== Given information ==

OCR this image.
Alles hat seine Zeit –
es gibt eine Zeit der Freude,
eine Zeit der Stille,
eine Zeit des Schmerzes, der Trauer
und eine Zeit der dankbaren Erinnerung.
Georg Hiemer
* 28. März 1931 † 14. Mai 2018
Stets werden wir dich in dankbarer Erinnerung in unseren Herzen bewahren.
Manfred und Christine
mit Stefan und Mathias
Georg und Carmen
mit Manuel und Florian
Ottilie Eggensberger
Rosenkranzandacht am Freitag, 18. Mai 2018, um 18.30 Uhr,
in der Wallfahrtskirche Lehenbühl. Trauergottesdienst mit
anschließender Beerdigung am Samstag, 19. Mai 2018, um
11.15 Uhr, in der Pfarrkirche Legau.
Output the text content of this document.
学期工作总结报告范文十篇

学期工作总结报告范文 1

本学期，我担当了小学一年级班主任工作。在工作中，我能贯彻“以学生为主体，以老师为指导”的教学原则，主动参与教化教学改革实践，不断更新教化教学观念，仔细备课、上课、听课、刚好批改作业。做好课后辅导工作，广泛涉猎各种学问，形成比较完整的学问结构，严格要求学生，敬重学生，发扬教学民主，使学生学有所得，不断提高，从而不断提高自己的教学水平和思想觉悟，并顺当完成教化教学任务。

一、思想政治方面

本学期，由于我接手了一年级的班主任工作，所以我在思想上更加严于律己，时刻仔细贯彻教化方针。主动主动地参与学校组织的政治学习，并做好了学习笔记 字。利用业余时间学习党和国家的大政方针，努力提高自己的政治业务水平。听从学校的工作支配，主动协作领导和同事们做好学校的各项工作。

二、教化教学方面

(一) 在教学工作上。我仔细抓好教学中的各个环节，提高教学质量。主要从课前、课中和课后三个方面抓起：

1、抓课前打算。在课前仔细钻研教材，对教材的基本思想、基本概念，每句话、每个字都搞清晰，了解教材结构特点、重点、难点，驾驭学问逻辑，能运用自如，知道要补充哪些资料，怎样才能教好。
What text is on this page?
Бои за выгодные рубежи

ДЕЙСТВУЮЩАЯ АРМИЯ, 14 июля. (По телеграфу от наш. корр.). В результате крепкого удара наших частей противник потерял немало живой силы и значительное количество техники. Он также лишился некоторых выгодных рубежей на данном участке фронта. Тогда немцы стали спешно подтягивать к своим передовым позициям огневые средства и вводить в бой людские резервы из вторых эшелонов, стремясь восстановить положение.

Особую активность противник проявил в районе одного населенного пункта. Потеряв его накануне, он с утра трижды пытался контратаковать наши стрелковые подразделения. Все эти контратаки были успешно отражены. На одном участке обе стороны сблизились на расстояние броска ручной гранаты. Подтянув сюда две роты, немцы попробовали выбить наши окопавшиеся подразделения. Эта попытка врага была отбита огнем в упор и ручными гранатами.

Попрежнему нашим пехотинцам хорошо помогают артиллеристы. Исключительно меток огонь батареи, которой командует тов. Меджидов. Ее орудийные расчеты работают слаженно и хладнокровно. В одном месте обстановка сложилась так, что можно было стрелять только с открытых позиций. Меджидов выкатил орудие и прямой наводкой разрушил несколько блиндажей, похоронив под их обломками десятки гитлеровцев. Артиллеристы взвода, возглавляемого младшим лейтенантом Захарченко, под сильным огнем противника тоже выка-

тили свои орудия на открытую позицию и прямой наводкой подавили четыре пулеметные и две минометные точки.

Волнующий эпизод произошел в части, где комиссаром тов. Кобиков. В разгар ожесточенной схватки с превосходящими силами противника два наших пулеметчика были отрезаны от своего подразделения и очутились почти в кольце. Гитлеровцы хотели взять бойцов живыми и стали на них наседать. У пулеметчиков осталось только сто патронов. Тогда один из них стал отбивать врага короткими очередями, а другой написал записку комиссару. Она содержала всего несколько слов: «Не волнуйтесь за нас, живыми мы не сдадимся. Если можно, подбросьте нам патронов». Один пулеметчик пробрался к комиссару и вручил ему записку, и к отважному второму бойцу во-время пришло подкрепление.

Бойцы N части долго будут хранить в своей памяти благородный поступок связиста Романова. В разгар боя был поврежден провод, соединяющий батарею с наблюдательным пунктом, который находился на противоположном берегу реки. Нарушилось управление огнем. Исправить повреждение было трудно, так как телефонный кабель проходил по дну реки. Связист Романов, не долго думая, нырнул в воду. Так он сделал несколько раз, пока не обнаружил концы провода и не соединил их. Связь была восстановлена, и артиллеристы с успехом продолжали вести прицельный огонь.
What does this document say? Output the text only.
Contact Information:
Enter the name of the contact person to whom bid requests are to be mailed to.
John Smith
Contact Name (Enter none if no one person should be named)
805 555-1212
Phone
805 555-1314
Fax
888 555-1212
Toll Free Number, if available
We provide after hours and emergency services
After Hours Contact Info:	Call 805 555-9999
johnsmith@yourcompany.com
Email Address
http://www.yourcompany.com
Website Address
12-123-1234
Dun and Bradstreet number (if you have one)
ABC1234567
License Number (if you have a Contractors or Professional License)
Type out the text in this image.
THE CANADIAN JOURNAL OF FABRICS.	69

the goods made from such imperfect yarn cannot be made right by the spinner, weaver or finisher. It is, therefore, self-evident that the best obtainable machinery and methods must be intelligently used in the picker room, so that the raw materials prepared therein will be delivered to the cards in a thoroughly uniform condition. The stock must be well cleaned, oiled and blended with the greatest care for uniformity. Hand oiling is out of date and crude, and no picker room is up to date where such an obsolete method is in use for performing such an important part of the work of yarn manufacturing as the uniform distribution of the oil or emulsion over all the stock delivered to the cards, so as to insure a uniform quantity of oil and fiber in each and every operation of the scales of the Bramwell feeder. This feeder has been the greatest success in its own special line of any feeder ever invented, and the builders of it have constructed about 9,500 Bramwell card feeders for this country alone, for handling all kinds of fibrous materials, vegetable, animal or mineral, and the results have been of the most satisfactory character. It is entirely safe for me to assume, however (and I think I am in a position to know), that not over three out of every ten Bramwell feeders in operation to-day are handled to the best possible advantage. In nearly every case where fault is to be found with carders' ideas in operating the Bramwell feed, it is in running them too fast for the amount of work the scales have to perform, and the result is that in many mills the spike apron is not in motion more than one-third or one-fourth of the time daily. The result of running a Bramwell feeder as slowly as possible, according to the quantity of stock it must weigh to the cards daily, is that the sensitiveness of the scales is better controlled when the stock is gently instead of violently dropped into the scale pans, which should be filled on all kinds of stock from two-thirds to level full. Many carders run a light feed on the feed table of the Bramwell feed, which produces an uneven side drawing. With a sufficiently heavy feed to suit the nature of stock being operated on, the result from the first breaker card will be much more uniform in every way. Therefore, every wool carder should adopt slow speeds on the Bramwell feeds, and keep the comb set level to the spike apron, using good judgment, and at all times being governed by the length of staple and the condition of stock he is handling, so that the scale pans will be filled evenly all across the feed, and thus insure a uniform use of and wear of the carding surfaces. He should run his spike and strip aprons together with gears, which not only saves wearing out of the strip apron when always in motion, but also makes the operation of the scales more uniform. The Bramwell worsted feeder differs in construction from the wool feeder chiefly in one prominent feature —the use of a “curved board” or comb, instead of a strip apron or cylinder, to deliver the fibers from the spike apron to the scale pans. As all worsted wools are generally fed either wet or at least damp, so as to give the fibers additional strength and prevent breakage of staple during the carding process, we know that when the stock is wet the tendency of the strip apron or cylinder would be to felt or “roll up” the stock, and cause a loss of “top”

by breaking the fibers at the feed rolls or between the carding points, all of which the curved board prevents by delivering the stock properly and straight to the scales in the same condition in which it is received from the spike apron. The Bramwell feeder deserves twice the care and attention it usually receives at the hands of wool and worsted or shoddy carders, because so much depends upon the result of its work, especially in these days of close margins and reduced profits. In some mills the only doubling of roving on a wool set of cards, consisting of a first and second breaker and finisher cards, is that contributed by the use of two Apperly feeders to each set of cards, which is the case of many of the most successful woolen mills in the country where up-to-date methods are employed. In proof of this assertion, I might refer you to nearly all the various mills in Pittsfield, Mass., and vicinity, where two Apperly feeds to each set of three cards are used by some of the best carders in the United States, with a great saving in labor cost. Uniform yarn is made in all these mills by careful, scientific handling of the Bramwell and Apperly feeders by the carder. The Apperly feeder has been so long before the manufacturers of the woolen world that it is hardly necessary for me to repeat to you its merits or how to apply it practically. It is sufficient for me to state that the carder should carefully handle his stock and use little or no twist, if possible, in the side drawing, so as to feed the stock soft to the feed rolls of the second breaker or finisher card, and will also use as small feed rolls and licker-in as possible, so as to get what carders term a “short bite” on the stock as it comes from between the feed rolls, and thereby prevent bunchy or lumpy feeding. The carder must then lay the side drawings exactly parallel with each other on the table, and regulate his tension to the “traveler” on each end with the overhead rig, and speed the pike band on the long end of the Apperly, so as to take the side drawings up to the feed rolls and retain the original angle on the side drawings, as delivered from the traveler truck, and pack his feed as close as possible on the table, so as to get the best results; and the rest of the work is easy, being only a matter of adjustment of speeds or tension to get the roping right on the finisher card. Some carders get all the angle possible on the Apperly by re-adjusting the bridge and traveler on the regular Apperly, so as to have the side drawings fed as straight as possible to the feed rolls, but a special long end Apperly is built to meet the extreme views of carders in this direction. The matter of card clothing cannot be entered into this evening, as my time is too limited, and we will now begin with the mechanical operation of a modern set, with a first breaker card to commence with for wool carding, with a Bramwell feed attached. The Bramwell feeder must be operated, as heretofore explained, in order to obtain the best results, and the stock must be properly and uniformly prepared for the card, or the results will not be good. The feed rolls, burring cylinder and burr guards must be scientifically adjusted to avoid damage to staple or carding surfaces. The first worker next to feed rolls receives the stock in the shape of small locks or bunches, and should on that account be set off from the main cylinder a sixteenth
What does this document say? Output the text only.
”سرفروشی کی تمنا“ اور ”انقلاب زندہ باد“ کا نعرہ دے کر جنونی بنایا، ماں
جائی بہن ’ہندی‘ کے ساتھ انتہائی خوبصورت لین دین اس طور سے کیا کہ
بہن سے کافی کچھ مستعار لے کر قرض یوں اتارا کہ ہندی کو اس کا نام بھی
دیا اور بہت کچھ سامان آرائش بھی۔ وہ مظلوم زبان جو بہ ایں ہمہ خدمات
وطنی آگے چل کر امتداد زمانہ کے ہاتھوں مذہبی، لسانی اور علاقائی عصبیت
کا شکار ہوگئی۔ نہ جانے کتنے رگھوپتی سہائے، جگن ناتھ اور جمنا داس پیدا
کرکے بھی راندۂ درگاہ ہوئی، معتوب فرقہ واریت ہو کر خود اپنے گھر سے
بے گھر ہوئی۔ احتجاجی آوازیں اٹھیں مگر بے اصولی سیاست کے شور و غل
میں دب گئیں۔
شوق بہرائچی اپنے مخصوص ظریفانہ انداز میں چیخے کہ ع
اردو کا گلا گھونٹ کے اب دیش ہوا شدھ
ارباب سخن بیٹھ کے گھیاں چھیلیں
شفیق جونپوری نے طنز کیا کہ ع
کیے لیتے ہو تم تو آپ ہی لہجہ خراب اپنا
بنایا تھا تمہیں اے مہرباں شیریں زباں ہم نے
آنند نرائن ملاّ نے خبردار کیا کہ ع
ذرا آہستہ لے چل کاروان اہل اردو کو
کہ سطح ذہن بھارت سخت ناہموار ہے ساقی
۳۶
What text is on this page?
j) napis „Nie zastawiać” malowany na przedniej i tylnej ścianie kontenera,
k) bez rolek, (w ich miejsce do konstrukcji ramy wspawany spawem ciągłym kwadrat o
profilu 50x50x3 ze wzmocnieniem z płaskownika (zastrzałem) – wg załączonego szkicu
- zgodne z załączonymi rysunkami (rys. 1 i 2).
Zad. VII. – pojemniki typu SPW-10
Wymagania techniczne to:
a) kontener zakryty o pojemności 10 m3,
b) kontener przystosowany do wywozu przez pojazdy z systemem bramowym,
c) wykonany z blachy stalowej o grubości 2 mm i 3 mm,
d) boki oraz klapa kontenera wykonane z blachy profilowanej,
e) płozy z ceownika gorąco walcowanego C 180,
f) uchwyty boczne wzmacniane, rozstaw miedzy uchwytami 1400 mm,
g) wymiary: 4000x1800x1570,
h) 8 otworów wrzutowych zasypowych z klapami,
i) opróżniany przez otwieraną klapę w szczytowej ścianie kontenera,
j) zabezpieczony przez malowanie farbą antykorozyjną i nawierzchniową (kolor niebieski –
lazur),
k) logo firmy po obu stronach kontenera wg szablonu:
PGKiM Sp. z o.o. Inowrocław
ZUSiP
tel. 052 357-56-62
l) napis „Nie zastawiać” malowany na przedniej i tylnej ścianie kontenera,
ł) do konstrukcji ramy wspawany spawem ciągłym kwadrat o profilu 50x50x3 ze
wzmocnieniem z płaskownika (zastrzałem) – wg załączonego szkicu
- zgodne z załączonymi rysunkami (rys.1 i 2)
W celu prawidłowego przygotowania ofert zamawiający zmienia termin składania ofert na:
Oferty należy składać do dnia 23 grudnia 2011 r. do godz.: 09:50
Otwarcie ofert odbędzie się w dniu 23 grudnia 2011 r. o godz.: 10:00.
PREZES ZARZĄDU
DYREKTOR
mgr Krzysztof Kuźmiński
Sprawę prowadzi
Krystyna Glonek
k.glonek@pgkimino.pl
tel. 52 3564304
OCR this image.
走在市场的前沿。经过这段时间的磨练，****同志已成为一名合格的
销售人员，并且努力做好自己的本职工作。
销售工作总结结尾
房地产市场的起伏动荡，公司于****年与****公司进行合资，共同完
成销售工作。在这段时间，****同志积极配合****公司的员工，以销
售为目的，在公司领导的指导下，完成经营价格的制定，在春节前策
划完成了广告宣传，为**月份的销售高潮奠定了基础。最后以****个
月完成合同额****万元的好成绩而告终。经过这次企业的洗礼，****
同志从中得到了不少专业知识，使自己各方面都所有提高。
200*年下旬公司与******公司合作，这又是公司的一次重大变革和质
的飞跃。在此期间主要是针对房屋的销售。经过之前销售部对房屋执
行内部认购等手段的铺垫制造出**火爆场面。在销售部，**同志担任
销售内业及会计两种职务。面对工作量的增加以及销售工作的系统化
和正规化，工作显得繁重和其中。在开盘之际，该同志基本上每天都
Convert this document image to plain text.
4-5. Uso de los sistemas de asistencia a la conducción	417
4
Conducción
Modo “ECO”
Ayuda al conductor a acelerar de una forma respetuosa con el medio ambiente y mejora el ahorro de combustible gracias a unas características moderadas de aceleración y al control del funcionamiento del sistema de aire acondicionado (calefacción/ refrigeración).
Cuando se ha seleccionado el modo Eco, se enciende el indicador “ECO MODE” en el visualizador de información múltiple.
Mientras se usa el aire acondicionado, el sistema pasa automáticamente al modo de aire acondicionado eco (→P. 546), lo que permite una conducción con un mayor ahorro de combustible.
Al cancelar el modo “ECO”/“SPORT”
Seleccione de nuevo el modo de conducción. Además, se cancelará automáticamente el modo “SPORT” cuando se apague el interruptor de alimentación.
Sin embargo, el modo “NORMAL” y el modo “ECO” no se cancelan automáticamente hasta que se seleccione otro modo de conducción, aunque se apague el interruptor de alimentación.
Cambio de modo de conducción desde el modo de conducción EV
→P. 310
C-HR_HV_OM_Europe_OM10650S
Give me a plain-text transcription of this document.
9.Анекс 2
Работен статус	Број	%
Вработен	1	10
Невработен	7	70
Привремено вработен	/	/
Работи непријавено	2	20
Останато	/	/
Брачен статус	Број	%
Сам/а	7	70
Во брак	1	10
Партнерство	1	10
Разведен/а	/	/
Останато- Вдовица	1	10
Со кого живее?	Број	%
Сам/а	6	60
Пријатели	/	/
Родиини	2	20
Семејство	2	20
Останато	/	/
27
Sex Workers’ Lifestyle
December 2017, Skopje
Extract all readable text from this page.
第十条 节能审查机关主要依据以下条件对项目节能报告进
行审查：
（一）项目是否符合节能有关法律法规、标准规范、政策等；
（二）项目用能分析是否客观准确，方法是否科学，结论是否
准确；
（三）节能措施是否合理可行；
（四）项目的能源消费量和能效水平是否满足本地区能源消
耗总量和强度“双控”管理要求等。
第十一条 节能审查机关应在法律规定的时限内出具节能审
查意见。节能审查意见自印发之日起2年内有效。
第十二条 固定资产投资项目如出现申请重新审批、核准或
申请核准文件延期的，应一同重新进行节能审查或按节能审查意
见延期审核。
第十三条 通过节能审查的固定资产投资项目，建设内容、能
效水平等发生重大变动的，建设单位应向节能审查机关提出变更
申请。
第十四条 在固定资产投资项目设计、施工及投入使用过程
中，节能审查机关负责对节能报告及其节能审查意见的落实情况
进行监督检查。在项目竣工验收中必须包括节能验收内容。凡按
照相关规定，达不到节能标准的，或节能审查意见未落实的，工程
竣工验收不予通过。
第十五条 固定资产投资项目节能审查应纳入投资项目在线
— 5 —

== Task instructions ==
Using the records above, gather all lines where the string "Тогда" is present.

== Exercise answer ==
ДЕЙСТВУЮЩАЯ АРМИЯ, 14 июля. (По телеграфу от наш. корр.). В результате крепкого удара наших частей противник потерял немало живой силы и значительное количество техники. Он также лишился некоторых выгодных рубежей на данном участке фронта. Тогда немцы стали спешно подтягивать к своим передовым позициям огневые средства и вводить в бой людские резервы из вторых эшелонов, стремясь восстановить положение.
Волнующий эпизод произошел в части, где комиссаром тов. Кобиков. В разгар ожесточенной схватки с превосходящими силами противника два наших пулеметчика были отрезаны от своего подразделения и очутились почти в кольце. Гитлеровцы хотели взять бойцов живыми и стали на них наседать. У пулеметчиков осталось только сто патронов. Тогда один из них стал отбивать врага короткими очередями, а другой написал записку комиссару. Она содержала всего несколько слов: «Не волнуйтесь за нас, живыми мы не сдадимся. Если можно, подбросьте нам патронов». Один пулеметчик пробрался к комиссару и вручил ему записку, и к отважному второму бойцу во-время пришло подкрепление.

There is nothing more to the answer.